Requirements: For the listing below, give the count of lines containing "object", and no other text.

Data provided:
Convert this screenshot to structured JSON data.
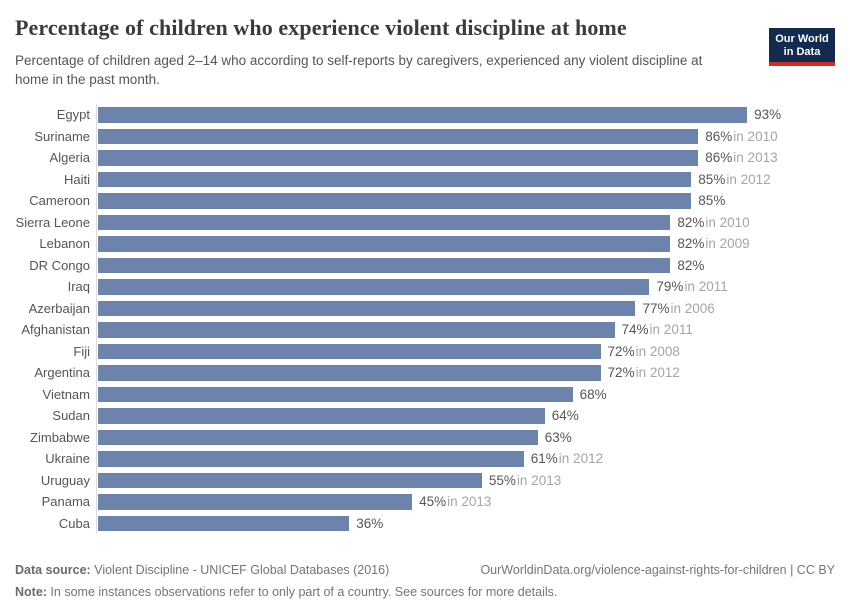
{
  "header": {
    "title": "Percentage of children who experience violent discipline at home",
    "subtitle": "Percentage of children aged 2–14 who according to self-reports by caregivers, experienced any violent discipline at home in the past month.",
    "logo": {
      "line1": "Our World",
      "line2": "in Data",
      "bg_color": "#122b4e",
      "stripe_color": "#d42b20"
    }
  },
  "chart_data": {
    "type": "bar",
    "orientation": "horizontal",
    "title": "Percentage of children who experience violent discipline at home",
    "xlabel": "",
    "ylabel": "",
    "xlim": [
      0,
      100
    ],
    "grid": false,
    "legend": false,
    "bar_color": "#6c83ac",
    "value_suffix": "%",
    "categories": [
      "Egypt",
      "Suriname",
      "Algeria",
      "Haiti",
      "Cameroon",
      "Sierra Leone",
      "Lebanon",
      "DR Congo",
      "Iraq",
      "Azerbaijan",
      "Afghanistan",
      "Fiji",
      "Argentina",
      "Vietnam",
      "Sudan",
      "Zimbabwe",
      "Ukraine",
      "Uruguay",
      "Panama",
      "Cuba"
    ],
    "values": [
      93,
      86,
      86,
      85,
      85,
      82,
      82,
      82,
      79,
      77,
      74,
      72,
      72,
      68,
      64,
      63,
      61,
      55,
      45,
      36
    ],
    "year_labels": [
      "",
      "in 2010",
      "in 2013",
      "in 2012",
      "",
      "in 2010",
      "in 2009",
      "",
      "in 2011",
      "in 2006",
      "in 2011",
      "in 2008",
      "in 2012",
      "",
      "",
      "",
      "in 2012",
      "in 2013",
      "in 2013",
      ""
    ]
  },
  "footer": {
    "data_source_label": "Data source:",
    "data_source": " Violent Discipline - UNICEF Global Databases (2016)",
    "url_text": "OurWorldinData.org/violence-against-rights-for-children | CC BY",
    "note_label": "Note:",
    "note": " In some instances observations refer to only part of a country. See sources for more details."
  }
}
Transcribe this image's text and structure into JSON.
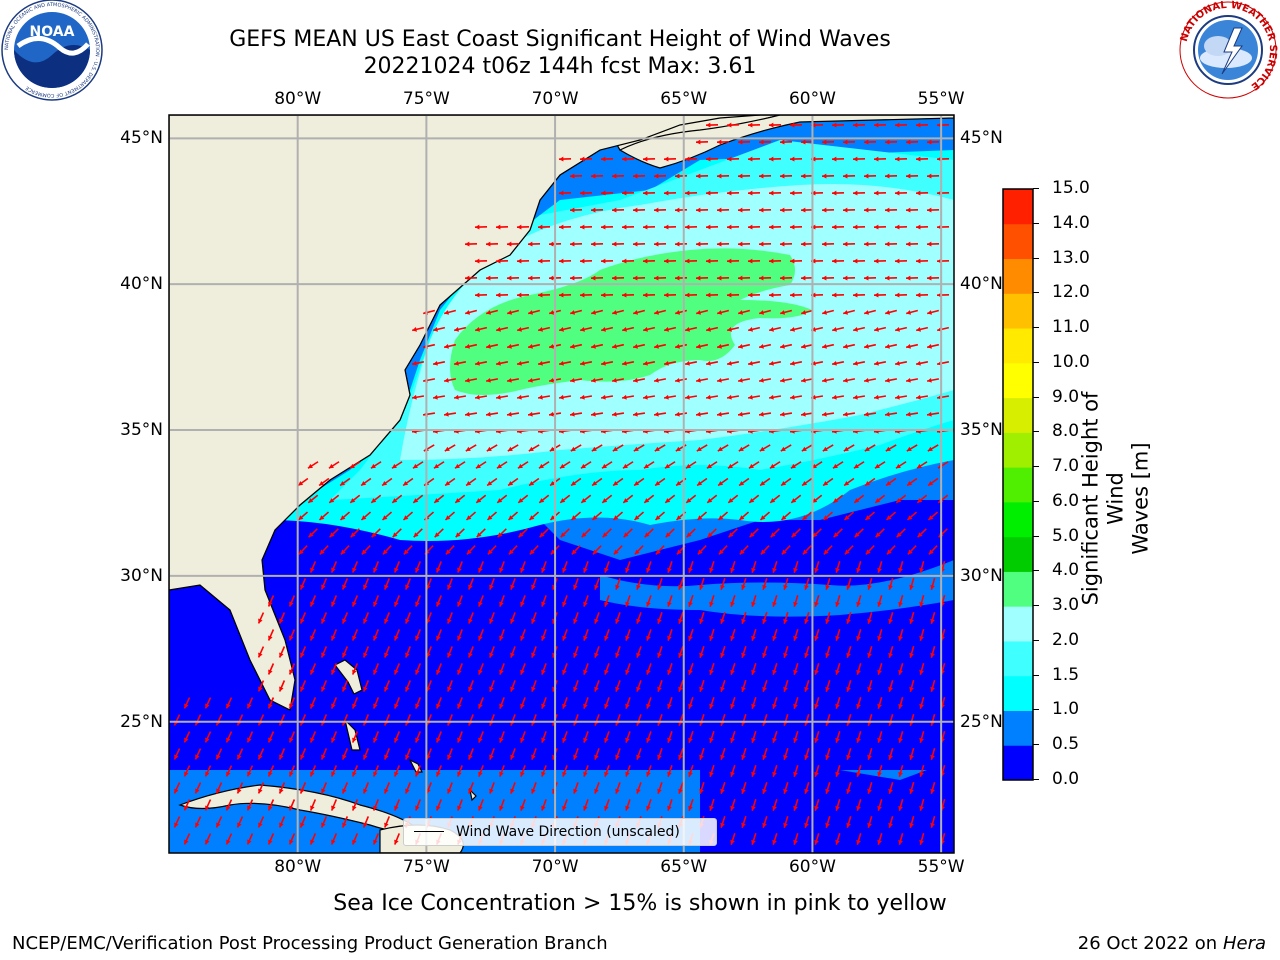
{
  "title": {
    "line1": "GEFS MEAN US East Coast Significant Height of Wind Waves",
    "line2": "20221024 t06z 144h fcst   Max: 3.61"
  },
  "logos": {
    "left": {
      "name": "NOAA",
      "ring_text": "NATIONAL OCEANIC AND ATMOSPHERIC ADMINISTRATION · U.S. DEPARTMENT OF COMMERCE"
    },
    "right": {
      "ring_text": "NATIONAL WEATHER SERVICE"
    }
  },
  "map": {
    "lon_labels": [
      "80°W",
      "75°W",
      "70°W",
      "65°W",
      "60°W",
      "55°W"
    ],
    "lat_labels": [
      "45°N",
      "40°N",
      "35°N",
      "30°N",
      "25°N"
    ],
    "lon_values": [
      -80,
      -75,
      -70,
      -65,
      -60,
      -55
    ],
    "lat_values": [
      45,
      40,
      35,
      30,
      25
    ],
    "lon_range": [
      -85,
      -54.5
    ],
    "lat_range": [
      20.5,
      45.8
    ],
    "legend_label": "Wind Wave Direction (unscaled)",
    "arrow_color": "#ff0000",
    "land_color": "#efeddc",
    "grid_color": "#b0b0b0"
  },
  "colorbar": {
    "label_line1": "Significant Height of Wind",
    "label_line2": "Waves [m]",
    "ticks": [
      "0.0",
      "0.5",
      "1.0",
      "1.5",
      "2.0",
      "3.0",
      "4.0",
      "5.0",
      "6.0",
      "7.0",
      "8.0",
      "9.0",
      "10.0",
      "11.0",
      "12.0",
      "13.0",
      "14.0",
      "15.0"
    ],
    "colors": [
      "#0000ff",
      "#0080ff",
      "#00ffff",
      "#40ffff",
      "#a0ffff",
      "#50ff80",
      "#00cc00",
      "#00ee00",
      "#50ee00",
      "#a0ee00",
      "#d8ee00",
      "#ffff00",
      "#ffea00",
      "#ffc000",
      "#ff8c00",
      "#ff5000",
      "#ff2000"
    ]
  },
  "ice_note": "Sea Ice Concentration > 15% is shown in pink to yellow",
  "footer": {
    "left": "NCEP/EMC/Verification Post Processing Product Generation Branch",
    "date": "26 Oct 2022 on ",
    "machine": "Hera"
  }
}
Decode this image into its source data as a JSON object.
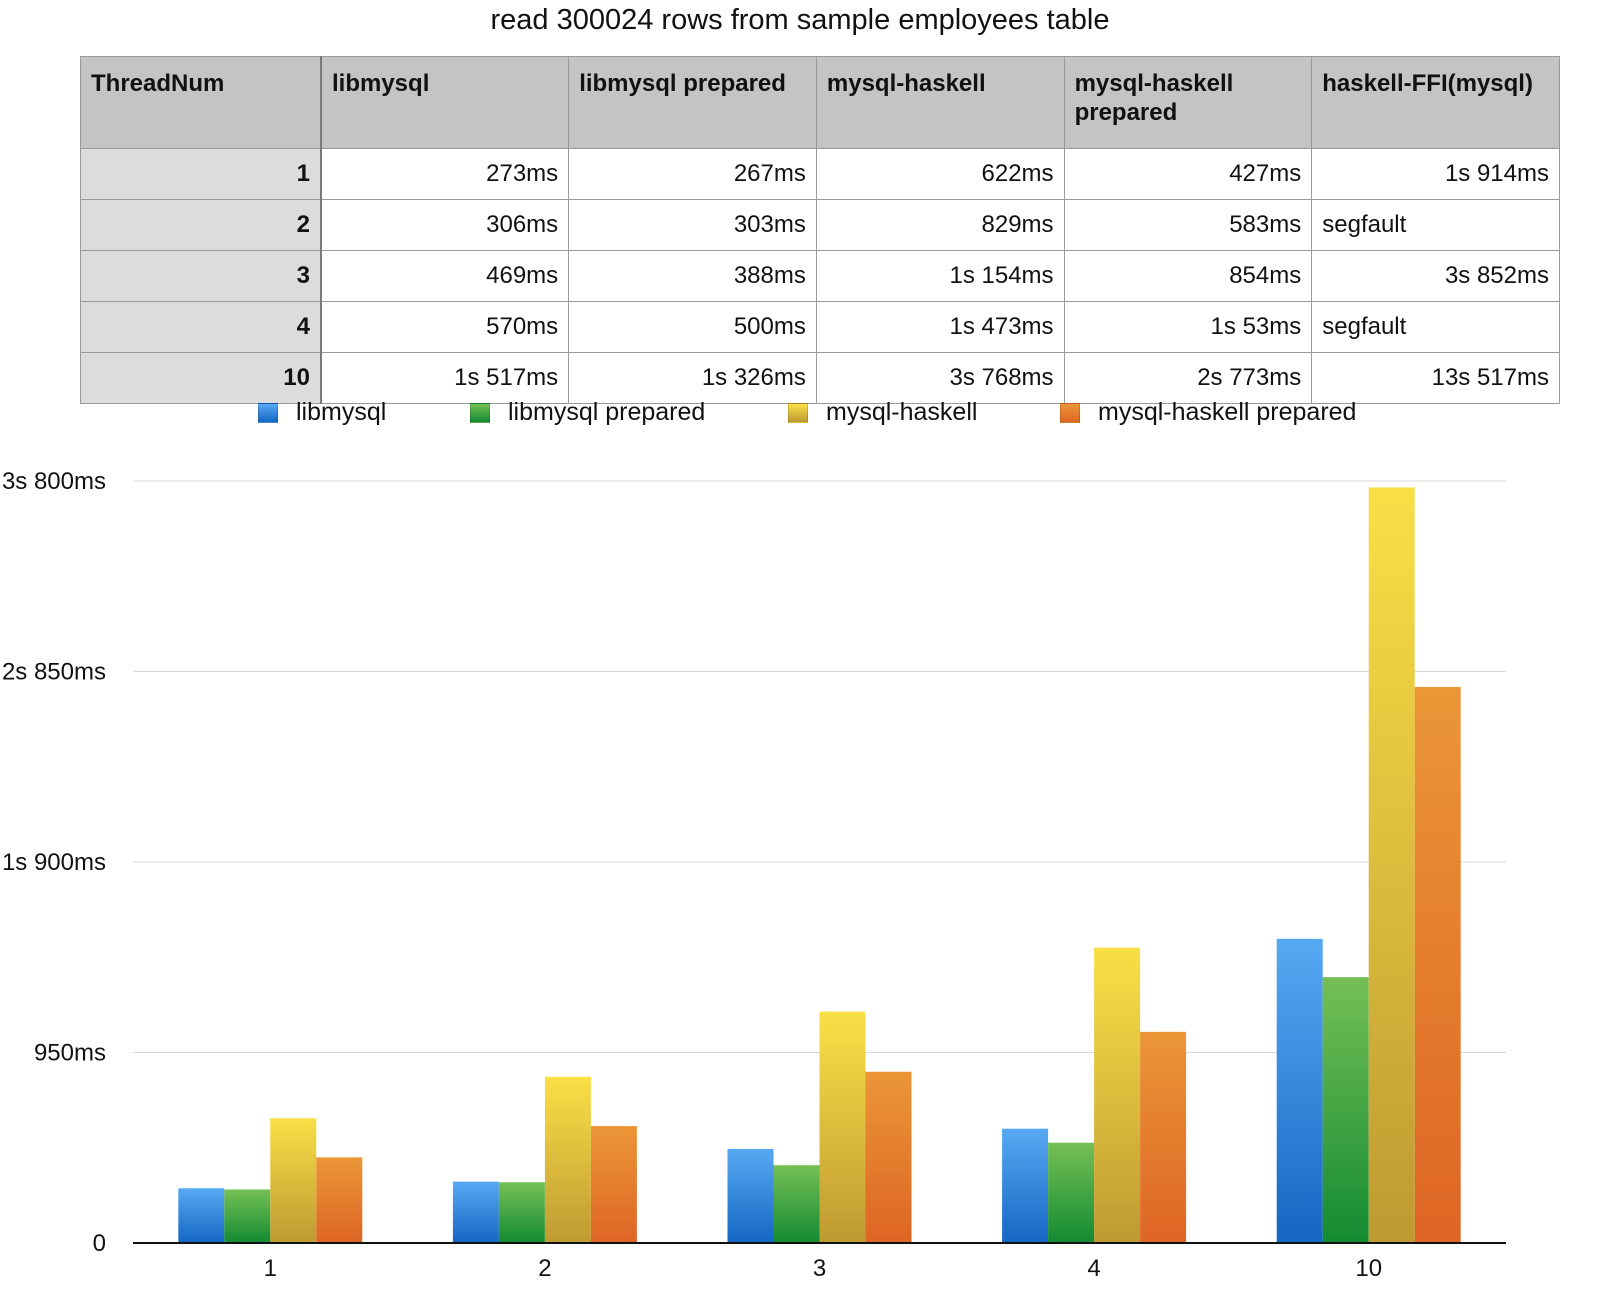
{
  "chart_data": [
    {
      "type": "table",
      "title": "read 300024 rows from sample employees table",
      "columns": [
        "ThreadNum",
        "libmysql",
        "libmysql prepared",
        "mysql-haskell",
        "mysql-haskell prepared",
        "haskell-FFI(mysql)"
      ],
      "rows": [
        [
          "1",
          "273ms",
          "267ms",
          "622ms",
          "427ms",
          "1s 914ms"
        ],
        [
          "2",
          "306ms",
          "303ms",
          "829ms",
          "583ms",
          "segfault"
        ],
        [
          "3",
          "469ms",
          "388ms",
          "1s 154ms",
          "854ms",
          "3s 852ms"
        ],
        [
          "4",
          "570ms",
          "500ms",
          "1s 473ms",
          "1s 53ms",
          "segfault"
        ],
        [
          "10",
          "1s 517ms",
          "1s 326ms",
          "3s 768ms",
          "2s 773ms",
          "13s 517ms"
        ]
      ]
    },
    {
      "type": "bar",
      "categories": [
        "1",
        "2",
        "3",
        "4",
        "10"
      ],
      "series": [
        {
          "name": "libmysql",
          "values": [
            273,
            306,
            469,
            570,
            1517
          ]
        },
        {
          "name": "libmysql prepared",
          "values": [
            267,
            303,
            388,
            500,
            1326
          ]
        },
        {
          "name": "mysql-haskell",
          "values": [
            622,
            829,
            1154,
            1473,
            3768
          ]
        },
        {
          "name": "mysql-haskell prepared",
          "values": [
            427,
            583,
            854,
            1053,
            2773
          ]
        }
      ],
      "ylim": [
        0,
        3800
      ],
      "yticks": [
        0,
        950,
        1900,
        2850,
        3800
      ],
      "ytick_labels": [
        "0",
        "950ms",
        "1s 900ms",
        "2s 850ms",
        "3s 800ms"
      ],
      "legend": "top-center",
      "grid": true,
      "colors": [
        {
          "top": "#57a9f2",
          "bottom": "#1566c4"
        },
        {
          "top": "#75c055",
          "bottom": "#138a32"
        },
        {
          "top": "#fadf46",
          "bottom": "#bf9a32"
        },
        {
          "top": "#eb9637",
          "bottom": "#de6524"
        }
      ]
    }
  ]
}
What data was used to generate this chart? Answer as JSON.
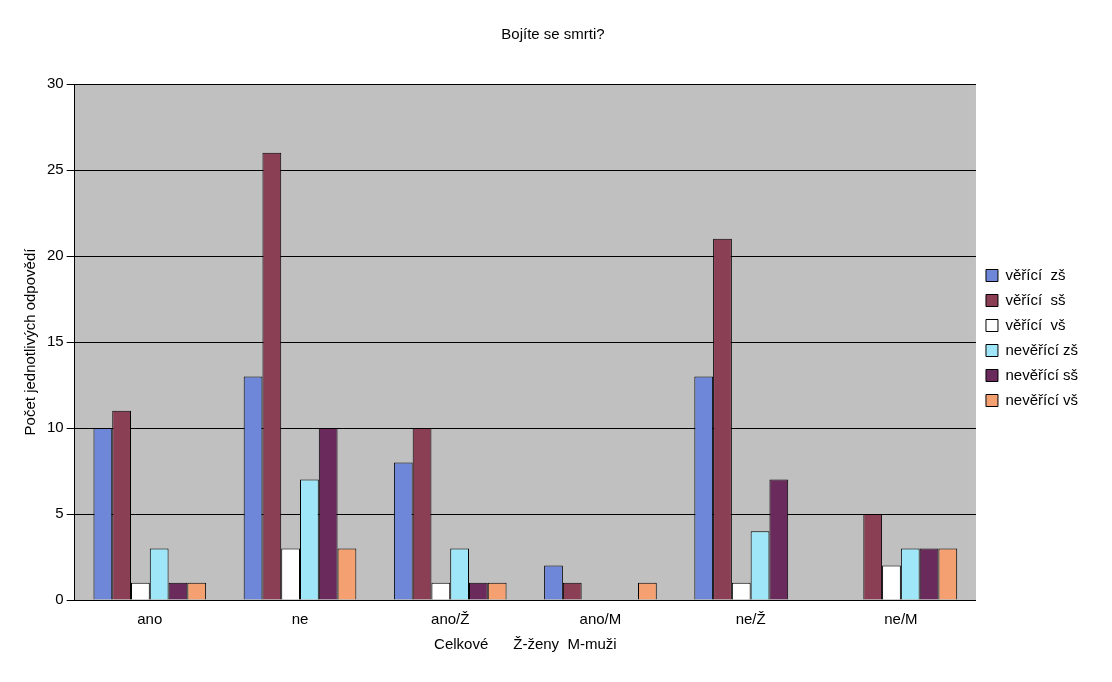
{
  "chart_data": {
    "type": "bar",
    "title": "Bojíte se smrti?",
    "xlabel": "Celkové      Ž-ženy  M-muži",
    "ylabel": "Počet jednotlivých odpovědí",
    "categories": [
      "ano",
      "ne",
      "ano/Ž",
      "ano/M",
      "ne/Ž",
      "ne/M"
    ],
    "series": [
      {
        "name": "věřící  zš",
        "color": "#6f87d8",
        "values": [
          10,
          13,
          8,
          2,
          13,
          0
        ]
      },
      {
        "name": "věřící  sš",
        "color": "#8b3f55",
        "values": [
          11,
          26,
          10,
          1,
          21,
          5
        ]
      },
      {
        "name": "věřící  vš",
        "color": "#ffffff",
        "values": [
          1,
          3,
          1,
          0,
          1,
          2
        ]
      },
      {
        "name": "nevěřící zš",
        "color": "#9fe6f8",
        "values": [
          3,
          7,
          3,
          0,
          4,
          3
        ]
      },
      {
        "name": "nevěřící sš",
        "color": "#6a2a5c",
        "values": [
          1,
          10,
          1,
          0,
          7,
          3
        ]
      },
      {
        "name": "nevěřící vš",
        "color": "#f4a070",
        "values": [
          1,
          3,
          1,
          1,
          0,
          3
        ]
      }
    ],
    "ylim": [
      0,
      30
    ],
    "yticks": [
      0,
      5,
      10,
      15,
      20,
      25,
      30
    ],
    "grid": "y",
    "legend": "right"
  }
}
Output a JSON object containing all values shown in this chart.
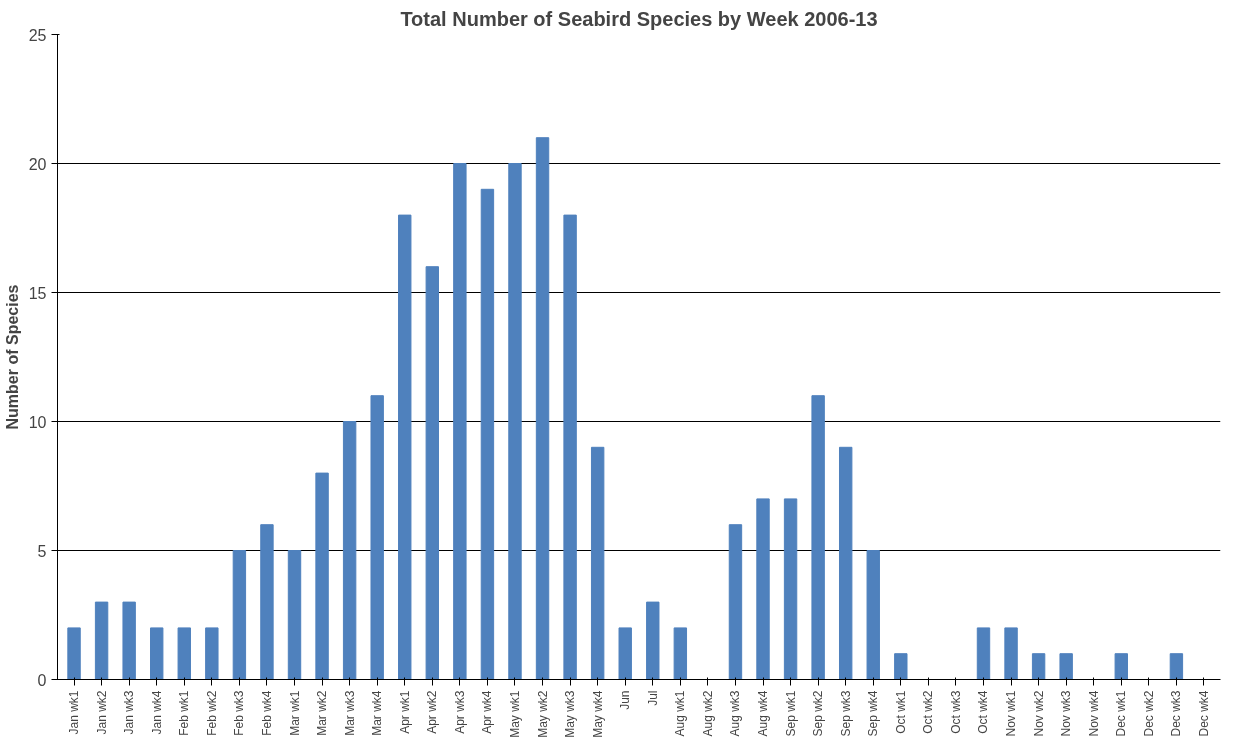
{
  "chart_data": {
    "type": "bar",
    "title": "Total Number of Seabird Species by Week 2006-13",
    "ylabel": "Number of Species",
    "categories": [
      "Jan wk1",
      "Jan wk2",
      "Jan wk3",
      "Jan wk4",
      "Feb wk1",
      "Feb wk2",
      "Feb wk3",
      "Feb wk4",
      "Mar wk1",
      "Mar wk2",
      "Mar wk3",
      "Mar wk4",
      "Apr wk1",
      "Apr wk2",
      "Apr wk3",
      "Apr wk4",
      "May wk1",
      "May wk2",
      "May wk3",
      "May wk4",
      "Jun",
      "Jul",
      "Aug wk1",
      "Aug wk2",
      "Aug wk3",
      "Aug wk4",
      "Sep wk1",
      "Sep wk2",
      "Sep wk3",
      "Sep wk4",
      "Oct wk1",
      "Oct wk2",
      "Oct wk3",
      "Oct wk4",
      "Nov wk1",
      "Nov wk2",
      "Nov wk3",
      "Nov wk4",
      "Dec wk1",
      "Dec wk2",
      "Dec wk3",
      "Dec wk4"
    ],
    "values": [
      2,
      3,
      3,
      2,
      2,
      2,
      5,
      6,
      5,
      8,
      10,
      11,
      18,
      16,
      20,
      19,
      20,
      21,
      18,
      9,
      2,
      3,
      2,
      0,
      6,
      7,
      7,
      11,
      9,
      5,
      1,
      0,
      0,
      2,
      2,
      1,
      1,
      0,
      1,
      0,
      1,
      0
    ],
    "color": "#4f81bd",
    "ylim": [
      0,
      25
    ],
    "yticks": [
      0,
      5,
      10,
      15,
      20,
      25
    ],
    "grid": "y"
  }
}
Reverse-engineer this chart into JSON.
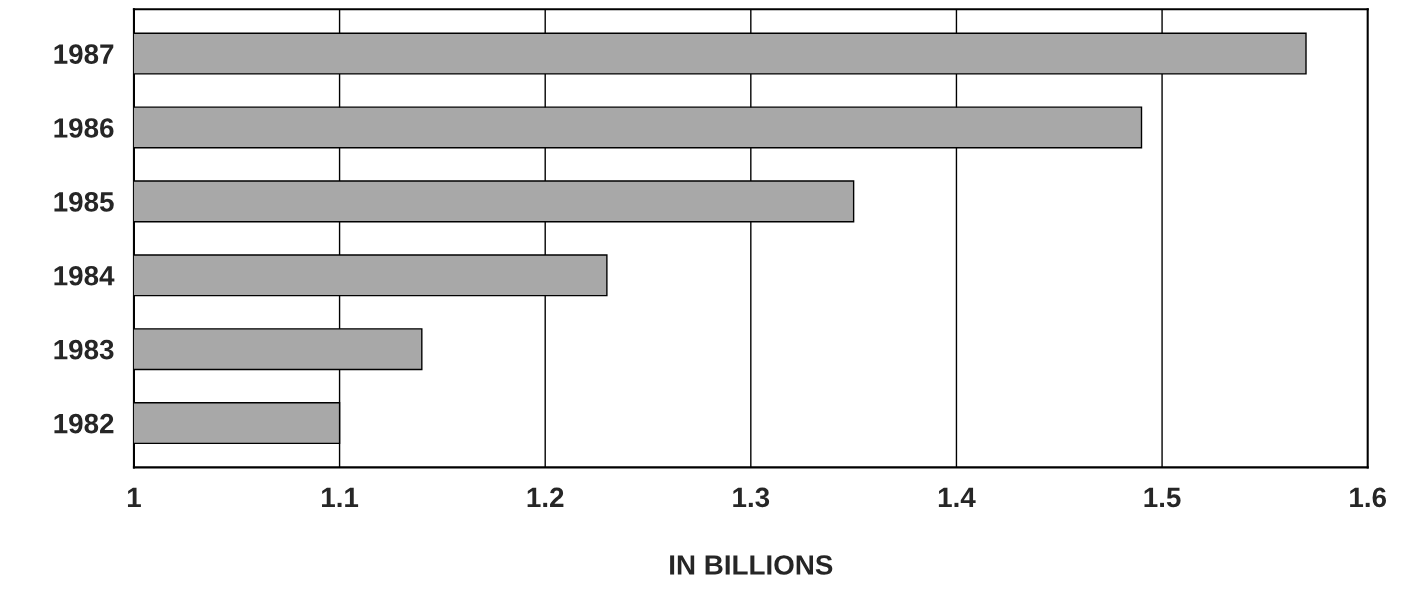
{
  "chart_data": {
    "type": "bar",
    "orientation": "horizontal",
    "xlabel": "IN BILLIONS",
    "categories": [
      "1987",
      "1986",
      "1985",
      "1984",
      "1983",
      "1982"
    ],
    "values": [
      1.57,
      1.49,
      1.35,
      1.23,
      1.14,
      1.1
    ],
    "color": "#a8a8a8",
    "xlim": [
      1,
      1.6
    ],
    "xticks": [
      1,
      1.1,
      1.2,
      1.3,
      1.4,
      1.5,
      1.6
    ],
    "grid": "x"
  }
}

Expected answer: 2